• _Task goal_:
Look through the material below. Copy each line that contains the string "common".

-- Start of Data shown --

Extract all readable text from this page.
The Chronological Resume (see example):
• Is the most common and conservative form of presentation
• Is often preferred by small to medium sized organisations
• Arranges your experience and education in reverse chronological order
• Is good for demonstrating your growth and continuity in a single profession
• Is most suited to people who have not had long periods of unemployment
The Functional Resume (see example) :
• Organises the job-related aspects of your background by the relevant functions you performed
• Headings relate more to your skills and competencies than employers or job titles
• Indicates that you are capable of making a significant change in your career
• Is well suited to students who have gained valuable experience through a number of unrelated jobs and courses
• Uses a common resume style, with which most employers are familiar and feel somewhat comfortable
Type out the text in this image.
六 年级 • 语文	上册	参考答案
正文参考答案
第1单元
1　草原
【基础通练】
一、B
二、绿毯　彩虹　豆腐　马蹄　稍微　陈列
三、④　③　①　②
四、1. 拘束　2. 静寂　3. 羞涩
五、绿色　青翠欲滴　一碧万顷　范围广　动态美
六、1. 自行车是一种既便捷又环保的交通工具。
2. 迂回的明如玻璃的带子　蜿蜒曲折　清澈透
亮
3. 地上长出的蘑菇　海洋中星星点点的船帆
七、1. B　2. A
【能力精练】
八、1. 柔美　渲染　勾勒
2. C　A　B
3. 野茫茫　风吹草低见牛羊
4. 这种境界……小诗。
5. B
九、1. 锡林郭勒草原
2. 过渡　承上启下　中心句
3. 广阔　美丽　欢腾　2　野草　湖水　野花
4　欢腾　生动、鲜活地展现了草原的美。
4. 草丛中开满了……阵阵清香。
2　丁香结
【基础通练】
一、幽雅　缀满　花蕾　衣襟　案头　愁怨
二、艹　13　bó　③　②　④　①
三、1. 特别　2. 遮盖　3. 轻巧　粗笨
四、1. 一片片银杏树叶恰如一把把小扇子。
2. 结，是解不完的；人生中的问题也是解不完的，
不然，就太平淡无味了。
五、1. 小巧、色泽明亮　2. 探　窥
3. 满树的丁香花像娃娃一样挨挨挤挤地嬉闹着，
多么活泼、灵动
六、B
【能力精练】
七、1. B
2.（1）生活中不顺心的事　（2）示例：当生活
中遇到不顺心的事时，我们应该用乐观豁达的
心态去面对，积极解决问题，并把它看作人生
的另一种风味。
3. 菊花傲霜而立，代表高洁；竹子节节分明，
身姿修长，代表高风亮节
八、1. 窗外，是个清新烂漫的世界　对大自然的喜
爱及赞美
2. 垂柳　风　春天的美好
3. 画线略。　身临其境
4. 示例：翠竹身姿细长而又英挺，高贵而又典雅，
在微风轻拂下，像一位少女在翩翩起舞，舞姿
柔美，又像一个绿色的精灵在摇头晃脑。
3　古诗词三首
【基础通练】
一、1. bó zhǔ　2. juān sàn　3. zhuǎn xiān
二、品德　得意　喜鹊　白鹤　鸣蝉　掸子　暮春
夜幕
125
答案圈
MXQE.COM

-- End of Data shown --

• _Problem solution_:
• Is the most common and conservative form of presentation
• Uses a common resume style, with which most employers are familiar and feel somewhat comfortable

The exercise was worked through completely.